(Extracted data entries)
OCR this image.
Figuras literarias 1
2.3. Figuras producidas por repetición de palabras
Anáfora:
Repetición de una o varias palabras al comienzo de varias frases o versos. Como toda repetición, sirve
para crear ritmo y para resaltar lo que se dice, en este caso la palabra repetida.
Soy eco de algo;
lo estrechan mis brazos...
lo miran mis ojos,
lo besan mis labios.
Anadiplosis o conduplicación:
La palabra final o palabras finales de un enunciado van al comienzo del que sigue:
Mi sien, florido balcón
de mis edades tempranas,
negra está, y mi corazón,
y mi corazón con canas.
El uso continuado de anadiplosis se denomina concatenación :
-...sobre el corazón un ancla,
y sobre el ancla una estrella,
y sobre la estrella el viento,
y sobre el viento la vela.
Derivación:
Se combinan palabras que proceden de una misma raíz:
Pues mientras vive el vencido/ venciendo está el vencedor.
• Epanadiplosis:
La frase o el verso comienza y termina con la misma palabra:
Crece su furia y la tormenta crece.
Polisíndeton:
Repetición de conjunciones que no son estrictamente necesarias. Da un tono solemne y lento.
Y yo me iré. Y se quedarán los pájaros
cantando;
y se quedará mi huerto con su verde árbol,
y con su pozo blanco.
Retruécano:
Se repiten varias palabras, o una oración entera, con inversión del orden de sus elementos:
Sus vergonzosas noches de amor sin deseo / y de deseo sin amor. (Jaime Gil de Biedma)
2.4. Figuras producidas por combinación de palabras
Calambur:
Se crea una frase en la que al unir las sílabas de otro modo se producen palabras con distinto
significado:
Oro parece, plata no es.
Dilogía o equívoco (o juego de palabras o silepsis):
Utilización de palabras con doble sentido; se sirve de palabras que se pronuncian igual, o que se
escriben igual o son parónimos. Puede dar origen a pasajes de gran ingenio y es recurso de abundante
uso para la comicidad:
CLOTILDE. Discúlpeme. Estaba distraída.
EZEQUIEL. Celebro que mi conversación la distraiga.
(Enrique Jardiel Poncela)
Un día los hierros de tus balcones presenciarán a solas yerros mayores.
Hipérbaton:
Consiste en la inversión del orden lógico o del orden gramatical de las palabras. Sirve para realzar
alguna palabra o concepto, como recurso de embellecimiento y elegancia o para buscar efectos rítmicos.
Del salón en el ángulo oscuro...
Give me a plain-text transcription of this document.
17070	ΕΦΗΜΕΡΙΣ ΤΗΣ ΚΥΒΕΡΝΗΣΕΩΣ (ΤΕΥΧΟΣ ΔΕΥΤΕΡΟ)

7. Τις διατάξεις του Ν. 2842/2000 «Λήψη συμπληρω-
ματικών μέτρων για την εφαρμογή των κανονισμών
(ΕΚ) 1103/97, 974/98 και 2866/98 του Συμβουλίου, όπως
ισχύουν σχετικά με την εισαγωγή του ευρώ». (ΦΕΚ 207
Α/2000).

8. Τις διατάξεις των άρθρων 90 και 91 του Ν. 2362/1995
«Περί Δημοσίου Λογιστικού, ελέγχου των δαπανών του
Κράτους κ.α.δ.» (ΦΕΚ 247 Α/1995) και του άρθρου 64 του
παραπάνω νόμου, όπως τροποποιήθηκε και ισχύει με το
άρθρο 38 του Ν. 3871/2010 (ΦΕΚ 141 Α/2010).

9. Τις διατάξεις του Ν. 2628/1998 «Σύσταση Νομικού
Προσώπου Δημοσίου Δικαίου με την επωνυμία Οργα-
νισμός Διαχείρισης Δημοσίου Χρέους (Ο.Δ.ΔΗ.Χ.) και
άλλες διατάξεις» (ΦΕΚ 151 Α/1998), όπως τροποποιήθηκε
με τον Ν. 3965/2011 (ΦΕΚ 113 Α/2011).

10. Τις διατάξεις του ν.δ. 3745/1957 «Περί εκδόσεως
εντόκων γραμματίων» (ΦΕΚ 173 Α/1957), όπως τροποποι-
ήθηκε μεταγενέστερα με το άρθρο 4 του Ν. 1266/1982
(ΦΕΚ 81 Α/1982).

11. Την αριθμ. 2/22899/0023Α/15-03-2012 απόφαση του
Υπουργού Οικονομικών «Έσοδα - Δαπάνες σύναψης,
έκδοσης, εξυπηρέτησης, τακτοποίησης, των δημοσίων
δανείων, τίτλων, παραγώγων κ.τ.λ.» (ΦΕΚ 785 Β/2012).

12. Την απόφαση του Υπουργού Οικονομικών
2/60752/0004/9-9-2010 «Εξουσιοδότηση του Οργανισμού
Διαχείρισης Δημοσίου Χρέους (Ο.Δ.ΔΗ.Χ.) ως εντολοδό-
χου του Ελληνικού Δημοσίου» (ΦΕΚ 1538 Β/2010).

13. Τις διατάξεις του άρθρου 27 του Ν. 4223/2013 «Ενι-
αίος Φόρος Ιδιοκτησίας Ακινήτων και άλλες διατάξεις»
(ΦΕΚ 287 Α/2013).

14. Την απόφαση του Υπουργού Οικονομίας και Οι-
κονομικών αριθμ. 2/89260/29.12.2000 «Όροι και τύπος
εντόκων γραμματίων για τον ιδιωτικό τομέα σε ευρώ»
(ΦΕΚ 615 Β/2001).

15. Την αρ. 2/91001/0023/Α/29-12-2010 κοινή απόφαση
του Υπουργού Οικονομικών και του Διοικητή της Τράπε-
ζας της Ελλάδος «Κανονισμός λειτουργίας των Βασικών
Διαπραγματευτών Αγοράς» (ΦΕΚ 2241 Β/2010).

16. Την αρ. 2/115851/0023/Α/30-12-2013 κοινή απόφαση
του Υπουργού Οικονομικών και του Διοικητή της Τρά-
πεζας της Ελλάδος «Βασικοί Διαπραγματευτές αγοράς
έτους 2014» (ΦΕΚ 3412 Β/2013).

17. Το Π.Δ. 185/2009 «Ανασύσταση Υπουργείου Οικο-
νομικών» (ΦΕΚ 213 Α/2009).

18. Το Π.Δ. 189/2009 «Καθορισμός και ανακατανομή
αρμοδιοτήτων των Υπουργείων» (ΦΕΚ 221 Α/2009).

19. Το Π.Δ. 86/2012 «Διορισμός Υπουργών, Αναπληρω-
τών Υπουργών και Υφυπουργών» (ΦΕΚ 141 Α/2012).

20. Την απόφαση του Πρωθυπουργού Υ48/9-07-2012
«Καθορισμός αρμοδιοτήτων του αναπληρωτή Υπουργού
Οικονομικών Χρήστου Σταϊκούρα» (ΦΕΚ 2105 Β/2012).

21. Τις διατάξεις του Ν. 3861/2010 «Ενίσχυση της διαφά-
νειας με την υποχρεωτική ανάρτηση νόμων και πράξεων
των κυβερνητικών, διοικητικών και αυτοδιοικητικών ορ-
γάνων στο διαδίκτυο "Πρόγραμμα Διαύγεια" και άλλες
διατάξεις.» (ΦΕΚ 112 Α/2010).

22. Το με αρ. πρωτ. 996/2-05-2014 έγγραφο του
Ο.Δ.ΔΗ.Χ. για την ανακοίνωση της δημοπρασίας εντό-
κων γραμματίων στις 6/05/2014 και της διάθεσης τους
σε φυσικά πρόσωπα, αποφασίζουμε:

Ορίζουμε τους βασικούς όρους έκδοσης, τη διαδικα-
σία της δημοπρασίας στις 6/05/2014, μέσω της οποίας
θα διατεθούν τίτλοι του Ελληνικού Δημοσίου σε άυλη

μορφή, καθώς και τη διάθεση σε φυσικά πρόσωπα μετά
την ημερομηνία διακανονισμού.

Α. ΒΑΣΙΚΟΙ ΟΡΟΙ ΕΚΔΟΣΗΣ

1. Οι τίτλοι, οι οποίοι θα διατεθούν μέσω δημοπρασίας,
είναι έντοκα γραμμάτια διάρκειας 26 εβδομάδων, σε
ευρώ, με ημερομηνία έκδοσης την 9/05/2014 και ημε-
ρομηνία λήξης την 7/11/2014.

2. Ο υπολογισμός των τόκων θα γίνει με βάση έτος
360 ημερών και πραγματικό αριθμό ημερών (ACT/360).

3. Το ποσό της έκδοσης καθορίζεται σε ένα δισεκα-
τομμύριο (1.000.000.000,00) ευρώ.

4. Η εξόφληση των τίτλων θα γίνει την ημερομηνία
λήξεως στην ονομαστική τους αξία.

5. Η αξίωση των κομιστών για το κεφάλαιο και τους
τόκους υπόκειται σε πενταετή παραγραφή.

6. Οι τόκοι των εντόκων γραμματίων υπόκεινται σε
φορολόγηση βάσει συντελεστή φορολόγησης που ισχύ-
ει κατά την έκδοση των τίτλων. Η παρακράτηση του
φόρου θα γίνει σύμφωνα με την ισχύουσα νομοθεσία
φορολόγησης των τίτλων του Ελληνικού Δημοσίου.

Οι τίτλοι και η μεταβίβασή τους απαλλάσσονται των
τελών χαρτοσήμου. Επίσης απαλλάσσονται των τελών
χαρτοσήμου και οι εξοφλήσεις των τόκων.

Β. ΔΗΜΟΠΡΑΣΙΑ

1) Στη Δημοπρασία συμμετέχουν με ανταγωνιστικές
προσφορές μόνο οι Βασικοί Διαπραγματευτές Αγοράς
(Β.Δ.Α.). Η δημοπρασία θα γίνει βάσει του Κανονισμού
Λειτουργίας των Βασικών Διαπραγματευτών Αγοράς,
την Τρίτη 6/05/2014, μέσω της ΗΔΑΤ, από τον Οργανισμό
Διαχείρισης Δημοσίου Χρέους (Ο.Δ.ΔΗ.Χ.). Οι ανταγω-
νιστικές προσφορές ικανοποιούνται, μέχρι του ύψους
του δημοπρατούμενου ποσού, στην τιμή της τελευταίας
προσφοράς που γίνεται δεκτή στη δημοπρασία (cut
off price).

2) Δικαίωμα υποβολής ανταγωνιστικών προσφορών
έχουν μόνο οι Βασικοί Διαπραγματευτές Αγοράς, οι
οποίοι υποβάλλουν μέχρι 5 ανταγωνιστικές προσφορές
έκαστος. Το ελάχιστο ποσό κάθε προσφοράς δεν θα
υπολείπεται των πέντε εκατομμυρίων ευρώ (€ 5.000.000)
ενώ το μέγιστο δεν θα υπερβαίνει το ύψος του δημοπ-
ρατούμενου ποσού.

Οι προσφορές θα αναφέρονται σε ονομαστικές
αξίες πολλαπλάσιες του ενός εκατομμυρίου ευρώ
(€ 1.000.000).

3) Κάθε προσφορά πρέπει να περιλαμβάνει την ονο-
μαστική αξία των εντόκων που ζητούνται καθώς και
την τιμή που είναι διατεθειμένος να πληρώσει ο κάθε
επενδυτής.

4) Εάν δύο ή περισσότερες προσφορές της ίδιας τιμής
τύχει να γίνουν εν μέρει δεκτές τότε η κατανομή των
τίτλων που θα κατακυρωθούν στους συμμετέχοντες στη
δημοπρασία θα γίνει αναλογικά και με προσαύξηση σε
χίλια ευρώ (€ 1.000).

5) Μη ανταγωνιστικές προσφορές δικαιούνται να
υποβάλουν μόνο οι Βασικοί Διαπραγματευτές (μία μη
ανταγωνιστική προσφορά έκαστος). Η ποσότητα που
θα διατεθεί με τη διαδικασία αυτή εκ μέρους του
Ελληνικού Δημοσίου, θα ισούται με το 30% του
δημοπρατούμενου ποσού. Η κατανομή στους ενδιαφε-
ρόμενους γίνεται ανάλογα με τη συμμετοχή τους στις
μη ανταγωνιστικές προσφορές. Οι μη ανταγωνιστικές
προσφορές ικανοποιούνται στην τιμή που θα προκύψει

### Aim of the exercise
Each line that has the word "para" should be copied.

### Response below
para crear ritmo y para resaltar lo que se dice, en este caso la palabra repetida.
uso para la comicidad:
Consiste en la inversión del orden lógico o del orden gramatical de las palabras. Sirve para realzar
alguna palabra o concepto, como recurso de embellecimiento y elegancia o para buscar efectos rítmicos.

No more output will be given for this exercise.